* _Exercise instructions_
Write out all lines holding the word "Рабочий".

* _Record extracts_
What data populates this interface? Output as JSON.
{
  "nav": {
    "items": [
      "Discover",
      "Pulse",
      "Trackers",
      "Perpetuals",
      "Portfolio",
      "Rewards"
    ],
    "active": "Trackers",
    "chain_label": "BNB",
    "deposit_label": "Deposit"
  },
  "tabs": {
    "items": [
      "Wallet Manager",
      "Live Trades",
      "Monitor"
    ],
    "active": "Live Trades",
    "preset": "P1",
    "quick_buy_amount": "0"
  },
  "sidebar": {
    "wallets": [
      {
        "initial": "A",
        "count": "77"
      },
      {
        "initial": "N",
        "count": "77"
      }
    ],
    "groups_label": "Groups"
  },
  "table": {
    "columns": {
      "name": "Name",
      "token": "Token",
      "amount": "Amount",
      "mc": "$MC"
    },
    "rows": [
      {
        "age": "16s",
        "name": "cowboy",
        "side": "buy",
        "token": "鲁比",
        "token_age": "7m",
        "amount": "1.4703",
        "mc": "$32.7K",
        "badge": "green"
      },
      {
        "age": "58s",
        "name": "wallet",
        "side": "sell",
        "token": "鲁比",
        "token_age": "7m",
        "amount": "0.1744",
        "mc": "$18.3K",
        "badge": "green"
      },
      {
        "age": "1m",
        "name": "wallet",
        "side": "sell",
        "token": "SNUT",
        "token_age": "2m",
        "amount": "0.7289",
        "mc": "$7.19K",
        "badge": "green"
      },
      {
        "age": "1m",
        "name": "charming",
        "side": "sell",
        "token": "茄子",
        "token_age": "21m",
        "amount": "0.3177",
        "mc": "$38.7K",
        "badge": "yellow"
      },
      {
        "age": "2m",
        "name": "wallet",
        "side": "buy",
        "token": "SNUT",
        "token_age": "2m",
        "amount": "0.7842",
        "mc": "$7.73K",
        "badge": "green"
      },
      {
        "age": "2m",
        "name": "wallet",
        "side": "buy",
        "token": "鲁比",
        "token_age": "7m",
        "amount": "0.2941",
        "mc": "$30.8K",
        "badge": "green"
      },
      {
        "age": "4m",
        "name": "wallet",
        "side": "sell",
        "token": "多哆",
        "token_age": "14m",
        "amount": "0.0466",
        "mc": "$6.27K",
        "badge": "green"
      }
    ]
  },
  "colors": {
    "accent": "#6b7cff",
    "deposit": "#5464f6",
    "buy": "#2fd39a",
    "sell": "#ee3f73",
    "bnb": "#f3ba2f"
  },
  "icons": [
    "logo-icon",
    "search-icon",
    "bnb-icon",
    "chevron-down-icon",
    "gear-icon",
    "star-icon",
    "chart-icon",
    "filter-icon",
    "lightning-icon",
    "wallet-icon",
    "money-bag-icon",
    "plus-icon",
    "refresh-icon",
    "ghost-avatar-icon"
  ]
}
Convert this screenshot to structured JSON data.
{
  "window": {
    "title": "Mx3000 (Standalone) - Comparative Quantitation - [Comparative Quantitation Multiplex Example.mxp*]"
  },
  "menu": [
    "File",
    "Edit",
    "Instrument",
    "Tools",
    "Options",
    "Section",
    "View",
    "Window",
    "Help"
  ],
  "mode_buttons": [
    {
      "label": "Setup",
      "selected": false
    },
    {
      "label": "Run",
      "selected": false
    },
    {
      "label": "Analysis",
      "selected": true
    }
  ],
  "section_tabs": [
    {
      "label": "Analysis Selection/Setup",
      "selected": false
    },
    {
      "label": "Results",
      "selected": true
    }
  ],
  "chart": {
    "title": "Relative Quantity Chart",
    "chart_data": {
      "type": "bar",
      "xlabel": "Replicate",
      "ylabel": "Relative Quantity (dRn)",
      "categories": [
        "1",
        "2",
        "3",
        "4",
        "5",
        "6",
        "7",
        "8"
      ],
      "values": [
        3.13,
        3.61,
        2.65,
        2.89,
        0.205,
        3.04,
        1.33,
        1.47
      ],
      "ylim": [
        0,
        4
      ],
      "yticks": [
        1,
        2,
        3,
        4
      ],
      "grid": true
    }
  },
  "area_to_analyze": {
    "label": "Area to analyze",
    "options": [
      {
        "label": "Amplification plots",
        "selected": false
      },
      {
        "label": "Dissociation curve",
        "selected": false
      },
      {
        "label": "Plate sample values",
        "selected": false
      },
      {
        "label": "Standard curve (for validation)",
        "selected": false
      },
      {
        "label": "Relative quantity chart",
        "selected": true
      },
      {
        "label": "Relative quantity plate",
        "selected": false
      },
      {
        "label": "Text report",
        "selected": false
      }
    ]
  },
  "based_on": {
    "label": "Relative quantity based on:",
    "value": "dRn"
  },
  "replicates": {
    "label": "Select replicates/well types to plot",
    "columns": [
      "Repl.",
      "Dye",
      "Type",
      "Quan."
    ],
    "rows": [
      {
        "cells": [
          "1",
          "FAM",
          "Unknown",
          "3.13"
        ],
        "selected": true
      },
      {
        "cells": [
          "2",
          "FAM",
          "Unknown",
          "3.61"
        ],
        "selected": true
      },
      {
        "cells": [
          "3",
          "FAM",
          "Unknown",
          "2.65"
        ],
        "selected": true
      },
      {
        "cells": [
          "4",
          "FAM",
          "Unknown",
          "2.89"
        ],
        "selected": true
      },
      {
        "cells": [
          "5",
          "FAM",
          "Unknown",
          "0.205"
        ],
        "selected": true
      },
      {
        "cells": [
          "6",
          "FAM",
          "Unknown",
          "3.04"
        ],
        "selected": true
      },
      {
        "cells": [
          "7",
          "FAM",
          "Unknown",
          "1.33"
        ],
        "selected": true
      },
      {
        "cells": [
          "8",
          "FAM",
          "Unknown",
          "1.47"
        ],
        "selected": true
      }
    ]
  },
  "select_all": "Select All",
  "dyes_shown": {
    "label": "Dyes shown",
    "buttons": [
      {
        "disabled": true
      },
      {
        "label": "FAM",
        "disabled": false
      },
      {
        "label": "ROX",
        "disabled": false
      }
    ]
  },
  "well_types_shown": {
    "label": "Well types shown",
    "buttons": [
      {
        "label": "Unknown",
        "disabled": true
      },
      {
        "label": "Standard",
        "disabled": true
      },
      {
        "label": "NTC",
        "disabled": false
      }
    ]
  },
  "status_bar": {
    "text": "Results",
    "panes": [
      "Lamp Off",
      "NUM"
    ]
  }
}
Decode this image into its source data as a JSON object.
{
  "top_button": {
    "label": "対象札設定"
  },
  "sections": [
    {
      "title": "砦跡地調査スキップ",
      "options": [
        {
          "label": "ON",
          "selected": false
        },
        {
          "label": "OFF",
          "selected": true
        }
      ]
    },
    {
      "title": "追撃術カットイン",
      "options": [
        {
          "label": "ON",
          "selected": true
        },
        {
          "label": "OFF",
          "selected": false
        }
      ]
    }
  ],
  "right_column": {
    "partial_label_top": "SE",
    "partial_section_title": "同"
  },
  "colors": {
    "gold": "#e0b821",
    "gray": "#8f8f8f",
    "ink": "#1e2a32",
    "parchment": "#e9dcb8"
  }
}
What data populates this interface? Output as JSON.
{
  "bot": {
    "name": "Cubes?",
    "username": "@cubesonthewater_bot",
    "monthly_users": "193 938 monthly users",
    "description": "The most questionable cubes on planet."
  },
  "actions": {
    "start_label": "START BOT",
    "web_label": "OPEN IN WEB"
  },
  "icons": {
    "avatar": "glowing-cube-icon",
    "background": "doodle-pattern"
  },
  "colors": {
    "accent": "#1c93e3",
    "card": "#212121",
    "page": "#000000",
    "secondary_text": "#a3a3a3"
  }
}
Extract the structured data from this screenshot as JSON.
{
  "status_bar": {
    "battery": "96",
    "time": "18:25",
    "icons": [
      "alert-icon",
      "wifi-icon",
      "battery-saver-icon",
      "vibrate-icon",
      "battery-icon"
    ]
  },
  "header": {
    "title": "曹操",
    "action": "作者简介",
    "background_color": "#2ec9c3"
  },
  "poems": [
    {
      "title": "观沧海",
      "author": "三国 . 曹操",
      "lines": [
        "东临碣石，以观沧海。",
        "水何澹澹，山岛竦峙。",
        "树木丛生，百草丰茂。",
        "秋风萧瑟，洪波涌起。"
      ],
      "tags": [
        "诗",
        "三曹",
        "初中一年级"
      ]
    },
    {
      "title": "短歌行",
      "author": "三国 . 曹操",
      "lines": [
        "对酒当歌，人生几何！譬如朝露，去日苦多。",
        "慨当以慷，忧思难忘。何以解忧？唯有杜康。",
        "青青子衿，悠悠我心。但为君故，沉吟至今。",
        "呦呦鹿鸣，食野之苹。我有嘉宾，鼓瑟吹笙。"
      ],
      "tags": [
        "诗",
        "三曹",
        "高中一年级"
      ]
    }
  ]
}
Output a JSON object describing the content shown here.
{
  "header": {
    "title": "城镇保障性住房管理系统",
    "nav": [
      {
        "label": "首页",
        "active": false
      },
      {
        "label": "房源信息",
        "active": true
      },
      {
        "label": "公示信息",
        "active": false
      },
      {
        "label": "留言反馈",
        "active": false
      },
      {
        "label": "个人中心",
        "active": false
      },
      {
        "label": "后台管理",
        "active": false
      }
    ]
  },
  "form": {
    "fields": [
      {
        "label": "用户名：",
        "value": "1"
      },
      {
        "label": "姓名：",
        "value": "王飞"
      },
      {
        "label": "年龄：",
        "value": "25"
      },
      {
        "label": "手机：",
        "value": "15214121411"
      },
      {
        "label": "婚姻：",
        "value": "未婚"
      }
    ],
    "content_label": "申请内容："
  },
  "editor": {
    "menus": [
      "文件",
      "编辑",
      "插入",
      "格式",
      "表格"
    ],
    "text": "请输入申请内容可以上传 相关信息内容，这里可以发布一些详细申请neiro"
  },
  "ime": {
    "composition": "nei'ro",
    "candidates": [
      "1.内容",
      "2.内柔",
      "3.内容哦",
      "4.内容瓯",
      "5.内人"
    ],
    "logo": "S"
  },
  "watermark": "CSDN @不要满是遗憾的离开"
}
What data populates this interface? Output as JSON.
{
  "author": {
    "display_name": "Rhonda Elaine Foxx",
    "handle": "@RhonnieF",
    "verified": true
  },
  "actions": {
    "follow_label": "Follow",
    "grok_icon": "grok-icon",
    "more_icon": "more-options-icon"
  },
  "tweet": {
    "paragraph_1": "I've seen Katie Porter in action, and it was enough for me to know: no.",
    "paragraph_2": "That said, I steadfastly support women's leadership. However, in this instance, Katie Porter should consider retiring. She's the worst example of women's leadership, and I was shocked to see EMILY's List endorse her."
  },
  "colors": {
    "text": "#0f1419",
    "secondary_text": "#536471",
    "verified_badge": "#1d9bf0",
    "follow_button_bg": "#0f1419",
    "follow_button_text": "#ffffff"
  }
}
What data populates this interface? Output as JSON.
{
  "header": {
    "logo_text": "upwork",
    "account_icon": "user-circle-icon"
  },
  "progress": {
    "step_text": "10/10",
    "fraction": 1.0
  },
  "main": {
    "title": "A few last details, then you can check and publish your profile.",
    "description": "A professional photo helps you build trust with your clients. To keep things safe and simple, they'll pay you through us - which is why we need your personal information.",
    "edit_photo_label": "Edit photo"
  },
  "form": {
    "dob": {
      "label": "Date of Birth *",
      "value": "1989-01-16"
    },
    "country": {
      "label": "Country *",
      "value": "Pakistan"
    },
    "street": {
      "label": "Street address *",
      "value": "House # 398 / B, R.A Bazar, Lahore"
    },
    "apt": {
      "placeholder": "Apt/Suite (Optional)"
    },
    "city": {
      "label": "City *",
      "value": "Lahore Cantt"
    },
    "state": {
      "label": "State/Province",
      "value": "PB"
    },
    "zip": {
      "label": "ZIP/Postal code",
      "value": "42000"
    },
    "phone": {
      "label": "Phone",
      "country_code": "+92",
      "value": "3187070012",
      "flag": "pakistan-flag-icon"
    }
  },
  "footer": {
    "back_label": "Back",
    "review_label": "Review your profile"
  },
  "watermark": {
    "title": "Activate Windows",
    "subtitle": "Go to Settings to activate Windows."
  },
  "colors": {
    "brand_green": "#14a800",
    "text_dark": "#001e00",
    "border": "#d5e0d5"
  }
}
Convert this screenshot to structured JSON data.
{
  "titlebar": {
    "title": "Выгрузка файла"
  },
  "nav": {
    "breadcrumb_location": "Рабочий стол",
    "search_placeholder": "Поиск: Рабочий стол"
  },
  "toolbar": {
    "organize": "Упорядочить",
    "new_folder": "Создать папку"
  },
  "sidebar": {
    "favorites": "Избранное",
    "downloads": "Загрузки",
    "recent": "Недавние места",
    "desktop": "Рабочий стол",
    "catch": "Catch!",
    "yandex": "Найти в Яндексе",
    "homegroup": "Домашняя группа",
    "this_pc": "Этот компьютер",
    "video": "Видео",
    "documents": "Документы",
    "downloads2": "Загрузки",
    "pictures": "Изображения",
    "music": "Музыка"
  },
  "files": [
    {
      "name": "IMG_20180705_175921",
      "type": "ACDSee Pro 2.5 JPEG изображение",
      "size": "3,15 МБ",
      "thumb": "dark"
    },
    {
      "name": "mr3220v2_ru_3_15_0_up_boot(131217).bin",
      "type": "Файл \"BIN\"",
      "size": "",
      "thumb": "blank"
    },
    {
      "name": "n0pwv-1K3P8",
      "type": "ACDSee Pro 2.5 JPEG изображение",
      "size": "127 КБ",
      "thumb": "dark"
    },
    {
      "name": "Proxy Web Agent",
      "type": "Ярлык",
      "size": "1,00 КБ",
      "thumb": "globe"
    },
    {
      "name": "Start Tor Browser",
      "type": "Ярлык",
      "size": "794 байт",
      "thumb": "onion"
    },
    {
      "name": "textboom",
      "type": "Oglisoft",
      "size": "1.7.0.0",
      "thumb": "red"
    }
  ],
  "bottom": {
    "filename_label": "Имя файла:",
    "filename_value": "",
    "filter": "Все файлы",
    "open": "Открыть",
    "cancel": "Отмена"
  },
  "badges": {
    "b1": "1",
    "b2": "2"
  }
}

* _Reply to the exercise_
    "breadcrumb_location": "Рабочий стол",
    "search_placeholder": "Поиск: Рабочий стол"
    "desktop": "Рабочий стол",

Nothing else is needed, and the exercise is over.